_REQUEST_
Copy each line that holds "Google".
───── EXTRACTED DATA
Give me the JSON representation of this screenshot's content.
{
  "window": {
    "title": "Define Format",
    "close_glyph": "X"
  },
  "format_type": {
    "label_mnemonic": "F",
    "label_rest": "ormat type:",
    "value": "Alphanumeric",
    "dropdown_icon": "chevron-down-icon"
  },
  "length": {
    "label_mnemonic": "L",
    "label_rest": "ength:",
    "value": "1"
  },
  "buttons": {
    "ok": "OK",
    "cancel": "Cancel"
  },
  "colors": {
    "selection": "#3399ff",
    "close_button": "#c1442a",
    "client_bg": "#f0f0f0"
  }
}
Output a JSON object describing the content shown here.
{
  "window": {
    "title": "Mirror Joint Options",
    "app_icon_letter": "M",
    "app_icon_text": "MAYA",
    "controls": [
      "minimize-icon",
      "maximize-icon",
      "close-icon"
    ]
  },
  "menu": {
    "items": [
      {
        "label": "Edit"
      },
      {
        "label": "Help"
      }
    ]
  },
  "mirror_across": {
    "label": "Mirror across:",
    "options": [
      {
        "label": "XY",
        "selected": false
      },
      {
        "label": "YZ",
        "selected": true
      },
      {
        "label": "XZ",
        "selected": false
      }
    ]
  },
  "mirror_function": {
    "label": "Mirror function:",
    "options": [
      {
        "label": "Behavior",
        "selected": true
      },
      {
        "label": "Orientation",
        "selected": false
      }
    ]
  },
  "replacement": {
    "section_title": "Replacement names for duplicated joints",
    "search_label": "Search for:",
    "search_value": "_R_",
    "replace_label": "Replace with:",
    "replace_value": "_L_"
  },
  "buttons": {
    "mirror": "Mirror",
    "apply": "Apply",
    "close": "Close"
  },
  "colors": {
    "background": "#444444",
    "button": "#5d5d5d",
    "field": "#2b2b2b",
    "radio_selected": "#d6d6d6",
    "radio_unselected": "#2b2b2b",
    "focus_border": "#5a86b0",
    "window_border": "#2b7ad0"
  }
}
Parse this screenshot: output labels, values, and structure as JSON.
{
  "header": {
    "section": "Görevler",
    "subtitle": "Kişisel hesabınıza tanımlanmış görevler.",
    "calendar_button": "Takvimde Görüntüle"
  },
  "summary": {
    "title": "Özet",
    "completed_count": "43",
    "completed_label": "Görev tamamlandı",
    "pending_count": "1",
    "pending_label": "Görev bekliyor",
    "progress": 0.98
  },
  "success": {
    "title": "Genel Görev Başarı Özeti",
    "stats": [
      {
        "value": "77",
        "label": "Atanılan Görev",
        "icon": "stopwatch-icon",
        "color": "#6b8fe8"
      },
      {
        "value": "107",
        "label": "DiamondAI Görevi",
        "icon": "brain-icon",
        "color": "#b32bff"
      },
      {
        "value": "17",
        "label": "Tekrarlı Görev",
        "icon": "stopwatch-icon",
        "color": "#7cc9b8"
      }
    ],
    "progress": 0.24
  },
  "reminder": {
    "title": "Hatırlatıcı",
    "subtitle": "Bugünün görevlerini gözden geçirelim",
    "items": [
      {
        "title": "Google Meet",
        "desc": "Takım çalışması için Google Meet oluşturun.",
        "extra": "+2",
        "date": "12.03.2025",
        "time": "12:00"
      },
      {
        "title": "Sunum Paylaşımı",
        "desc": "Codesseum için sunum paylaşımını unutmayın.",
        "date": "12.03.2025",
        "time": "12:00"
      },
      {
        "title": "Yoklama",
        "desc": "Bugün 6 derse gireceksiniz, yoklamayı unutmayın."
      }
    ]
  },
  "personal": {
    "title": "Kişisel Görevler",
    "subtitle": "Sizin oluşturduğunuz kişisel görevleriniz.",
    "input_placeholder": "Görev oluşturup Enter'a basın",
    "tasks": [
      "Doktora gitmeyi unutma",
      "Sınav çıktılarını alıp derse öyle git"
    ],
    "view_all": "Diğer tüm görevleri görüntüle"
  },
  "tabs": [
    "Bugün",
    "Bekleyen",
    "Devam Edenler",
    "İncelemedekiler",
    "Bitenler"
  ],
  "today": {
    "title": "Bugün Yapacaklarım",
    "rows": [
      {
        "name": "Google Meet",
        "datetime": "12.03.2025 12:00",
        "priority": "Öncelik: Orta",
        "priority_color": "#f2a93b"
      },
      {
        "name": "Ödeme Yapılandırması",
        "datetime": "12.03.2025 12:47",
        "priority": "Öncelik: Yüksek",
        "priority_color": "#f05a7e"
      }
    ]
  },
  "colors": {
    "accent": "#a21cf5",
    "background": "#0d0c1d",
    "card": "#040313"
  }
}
──────────
_FINISHED EXERCISE_
        "title": "Google Meet",
        "desc": "Takım çalışması için Google Meet oluşturun.",
        "name": "Google Meet",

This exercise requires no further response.